Work to do:
Transcribe all records exactly.

Part of a data file:
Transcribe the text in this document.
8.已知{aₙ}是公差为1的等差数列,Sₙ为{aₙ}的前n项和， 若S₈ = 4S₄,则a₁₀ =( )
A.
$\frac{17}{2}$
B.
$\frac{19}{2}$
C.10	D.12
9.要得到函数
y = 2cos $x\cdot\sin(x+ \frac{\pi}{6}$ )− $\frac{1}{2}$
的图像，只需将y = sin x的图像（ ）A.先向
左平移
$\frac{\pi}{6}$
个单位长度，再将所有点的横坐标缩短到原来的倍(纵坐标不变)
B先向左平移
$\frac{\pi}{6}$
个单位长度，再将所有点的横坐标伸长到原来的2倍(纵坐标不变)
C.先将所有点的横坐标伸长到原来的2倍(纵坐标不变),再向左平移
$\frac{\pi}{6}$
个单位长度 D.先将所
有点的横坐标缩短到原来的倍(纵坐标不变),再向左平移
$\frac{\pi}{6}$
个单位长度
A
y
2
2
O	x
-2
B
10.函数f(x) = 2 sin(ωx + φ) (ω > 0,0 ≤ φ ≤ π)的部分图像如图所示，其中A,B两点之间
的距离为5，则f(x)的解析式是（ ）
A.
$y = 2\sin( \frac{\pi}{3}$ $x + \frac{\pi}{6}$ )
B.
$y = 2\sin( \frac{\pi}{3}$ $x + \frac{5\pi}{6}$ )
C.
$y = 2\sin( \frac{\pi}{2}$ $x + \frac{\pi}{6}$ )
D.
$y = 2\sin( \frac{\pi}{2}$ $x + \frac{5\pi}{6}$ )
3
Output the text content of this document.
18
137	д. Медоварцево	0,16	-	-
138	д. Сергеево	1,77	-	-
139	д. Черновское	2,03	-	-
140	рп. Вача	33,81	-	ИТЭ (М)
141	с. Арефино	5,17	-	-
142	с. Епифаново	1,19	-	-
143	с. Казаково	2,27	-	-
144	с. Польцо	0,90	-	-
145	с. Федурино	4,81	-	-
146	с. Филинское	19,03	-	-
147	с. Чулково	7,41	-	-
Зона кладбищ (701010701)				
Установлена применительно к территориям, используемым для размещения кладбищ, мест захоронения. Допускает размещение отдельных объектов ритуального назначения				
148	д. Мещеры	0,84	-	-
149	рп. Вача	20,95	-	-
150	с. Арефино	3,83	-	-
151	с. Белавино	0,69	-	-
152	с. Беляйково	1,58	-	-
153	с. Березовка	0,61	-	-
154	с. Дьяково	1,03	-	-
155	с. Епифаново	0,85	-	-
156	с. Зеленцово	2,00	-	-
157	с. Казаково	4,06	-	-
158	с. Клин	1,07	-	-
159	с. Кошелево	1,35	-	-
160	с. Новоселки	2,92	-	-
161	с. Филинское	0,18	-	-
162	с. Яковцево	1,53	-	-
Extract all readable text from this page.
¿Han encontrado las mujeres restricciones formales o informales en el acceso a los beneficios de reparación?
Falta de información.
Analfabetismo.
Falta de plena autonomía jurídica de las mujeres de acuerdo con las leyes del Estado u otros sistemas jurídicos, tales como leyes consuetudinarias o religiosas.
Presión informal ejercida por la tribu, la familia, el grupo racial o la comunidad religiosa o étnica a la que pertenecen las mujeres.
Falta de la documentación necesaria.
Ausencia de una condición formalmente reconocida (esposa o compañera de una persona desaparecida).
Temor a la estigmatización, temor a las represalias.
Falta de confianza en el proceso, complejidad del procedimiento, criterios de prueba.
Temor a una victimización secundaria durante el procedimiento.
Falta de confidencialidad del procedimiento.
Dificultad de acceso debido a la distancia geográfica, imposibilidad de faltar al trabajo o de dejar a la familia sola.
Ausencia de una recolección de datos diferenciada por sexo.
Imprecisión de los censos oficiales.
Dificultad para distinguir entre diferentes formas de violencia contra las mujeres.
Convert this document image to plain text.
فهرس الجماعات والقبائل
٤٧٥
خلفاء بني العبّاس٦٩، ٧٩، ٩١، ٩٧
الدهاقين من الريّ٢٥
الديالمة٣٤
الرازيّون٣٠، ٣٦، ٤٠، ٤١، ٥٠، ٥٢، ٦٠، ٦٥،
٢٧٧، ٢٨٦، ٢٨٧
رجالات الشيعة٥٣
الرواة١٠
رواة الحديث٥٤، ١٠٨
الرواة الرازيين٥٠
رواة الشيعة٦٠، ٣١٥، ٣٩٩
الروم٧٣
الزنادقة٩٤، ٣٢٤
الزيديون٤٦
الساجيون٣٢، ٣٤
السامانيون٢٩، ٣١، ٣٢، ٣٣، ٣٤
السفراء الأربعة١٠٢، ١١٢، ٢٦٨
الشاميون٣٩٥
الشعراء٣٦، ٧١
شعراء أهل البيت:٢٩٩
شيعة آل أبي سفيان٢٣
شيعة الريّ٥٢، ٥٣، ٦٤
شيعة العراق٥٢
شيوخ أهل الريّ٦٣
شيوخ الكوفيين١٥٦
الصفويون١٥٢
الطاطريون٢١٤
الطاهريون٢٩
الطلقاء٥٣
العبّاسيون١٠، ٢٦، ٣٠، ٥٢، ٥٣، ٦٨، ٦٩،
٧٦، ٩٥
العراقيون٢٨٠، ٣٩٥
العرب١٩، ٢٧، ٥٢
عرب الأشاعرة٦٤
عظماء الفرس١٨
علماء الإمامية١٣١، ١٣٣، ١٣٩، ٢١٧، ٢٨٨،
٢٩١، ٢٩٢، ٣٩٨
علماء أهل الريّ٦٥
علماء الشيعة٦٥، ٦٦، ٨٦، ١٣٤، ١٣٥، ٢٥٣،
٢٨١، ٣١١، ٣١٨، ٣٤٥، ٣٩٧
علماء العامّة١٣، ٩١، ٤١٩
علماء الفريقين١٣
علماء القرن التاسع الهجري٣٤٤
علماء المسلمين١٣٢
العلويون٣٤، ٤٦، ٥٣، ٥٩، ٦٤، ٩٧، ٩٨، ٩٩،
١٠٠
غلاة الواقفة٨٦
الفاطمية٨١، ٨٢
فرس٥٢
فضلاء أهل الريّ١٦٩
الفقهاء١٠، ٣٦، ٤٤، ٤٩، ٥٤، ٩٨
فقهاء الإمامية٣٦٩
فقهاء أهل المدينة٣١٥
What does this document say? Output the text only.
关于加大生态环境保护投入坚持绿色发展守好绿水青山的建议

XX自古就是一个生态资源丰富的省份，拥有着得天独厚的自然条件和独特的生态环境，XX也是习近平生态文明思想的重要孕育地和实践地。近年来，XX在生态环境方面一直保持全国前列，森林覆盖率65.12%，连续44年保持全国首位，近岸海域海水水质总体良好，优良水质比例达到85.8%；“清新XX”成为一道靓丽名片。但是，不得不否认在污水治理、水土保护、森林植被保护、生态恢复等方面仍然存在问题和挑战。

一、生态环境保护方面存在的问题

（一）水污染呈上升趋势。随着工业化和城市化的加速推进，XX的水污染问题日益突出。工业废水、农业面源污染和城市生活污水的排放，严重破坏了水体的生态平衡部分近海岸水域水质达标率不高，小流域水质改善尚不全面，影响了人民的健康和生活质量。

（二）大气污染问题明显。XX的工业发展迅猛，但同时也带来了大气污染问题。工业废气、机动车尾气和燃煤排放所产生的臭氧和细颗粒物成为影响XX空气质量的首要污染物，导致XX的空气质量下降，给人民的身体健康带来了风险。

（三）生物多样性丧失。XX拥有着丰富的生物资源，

The completed task:
Transcribe the text in this document.
8.已知{aₙ}是公差为1的等差数列,Sₙ为{aₙ}的前n项和， 若S₈ = 4S₄,则a₁₀ =( )
A.
$\frac{17}{2}$
B.
$\frac{19}{2}$
C.10	D.12
9.要得到函数
y = 2cos $x\cdot\sin(x+ \frac{\pi}{6}$ )− $\frac{1}{2}$
的图像，只需将y = sin x的图像（ ）A.先向
左平移
$\frac{\pi}{6}$
个单位长度，再将所有点的横坐标缩短到原来的倍(纵坐标不变)
B先向左平移
$\frac{\pi}{6}$
个单位长度，再将所有点的横坐标伸长到原来的2倍(纵坐标不变)
C.先将所有点的横坐标伸长到原来的2倍(纵坐标不变),再向左平移
$\frac{\pi}{6}$
个单位长度 D.先将所
有点的横坐标缩短到原来的倍(纵坐标不变),再向左平移
$\frac{\pi}{6}$
个单位长度
A
y
2
2
O	x
-2
B
10.函数f(x) = 2 sin(ωx + φ) (ω > 0,0 ≤ φ ≤ π)的部分图像如图所示，其中A,B两点之间
的距离为5，则f(x)的解析式是（ ）
A.
$y = 2\sin( \frac{\pi}{3}$ $x + \frac{\pi}{6}$ )
B.
$y = 2\sin( \frac{\pi}{3}$ $x + \frac{5\pi}{6}$ )
C.
$y = 2\sin( \frac{\pi}{2}$ $x + \frac{\pi}{6}$ )
D.
$y = 2\sin( \frac{\pi}{2}$ $x + \frac{5\pi}{6}$ )
3
Output the text content of this document.
18
137	д. Медоварцево	0,16	-	-
138	д. Сергеево	1,77	-	-
139	д. Черновское	2,03	-	-
140	рп. Вача	33,81	-	ИТЭ (М)
141	с. Арефино	5,17	-	-
142	с. Епифаново	1,19	-	-
143	с. Казаково	2,27	-	-
144	с. Польцо	0,90	-	-
145	с. Федурино	4,81	-	-
146	с. Филинское	19,03	-	-
147	с. Чулково	7,41	-	-
Зона кладбищ (701010701)				
Установлена применительно к территориям, используемым для размещения кладбищ, мест захоронения. Допускает размещение отдельных объектов ритуального назначения				
148	д. Мещеры	0,84	-	-
149	рп. Вача	20,95	-	-
150	с. Арефино	3,83	-	-
151	с. Белавино	0,69	-	-
152	с. Беляйково	1,58	-	-
153	с. Березовка	0,61	-	-
154	с. Дьяково	1,03	-	-
155	с. Епифаново	0,85	-	-
156	с. Зеленцово	2,00	-	-
157	с. Казаково	4,06	-	-
158	с. Клин	1,07	-	-
159	с. Кошелево	1,35	-	-
160	с. Новоселки	2,92	-	-
161	с. Филинское	0,18	-	-
162	с. Яковцево	1,53	-	-
Extract all readable text from this page.
¿Han encontrado las mujeres restricciones formales o informales en el acceso a los beneficios de reparación?
Falta de información.
Analfabetismo.
Falta de plena autonomía jurídica de las mujeres de acuerdo con las leyes del Estado u otros sistemas jurídicos, tales como leyes consuetudinarias o religiosas.
Presión informal ejercida por la tribu, la familia, el grupo racial o la comunidad religiosa o étnica a la que pertenecen las mujeres.
Falta de la documentación necesaria.
Ausencia de una condición formalmente reconocida (esposa o compañera de una persona desaparecida).
Temor a la estigmatización, temor a las represalias.
Falta de confianza en el proceso, complejidad del procedimiento, criterios de prueba.
Temor a una victimización secundaria durante el procedimiento.
Falta de confidencialidad del procedimiento.
Dificultad de acceso debido a la distancia geográfica, imposibilidad de faltar al trabajo o de dejar a la familia sola.
Ausencia de una recolección de datos diferenciada por sexo.
Imprecisión de los censos oficiales.
Dificultad para distinguir entre diferentes formas de violencia contra las mujeres.
Convert this document image to plain text.
فهرس الجماعات والقبائل
٤٧٥
خلفاء بني العبّاس٦٩، ٧٩، ٩١، ٩٧
الدهاقين من الريّ٢٥
الديالمة٣٤
الرازيّون٣٠، ٣٦، ٤٠، ٤١، ٥٠، ٥٢، ٦٠، ٦٥،
٢٧٧، ٢٨٦، ٢٨٧
رجالات الشيعة٥٣
الرواة١٠
رواة الحديث٥٤، ١٠٨
الرواة الرازيين٥٠
رواة الشيعة٦٠، ٣١٥، ٣٩٩
الروم٧٣
الزنادقة٩٤، ٣٢٤
الزيديون٤٦
الساجيون٣٢، ٣٤
السامانيون٢٩، ٣١، ٣٢، ٣٣، ٣٤
السفراء الأربعة١٠٢، ١١٢، ٢٦٨
الشاميون٣٩٥
الشعراء٣٦، ٧١
شعراء أهل البيت:٢٩٩
شيعة آل أبي سفيان٢٣
شيعة الريّ٥٢، ٥٣، ٦٤
شيعة العراق٥٢
شيوخ أهل الريّ٦٣
شيوخ الكوفيين١٥٦
الصفويون١٥٢
الطاطريون٢١٤
الطاهريون٢٩
الطلقاء٥٣
العبّاسيون١٠، ٢٦، ٣٠، ٥٢، ٥٣، ٦٨، ٦٩،
٧٦، ٩٥
العراقيون٢٨٠، ٣٩٥
العرب١٩، ٢٧، ٥٢
عرب الأشاعرة٦٤
عظماء الفرس١٨
علماء الإمامية١٣١، ١٣٣، ١٣٩، ٢١٧، ٢٨٨،
٢٩١، ٢٩٢، ٣٩٨
علماء أهل الريّ٦٥
علماء الشيعة٦٥، ٦٦، ٨٦، ١٣٤، ١٣٥، ٢٥٣،
٢٨١، ٣١١، ٣١٨، ٣٤٥، ٣٩٧
علماء العامّة١٣، ٩١، ٤١٩
علماء الفريقين١٣
علماء القرن التاسع الهجري٣٤٤
علماء المسلمين١٣٢
العلويون٣٤، ٤٦، ٥٣، ٥٩، ٦٤، ٩٧، ٩٨، ٩٩،
١٠٠
غلاة الواقفة٨٦
الفاطمية٨١، ٨٢
فرس٥٢
فضلاء أهل الريّ١٦٩
الفقهاء١٠، ٣٦، ٤٤، ٤٩، ٥٤، ٩٨
فقهاء الإمامية٣٦٩
فقهاء أهل المدينة٣١٥
What does this document say? Output the text only.
关于加大生态环境保护投入坚持绿色发展守好绿水青山的建议

XX自古就是一个生态资源丰富的省份，拥有着得天独厚的自然条件和独特的生态环境，XX也是习近平生态文明思想的重要孕育地和实践地。近年来，XX在生态环境方面一直保持全国前列，森林覆盖率65.12%，连续44年保持全国首位，近岸海域海水水质总体良好，优良水质比例达到85.8%；“清新XX”成为一道靓丽名片。但是，不得不否认在污水治理、水土保护、森林植被保护、生态恢复等方面仍然存在问题和挑战。

一、生态环境保护方面存在的问题

（一）水污染呈上升趋势。随着工业化和城市化的加速推进，XX的水污染问题日益突出。工业废水、农业面源污染和城市生活污水的排放，严重破坏了水体的生态平衡部分近海岸水域水质达标率不高，小流域水质改善尚不全面，影响了人民的健康和生活质量。

（二）大气污染问题明显。XX的工业发展迅猛，但同时也带来了大气污染问题。工业废气、机动车尾气和燃煤排放所产生的臭氧和细颗粒物成为影响XX空气质量的首要污染物，导致XX的空气质量下降，给人民的身体健康带来了风险。

（三）生物多样性丧失。XX拥有着丰富的生物资源，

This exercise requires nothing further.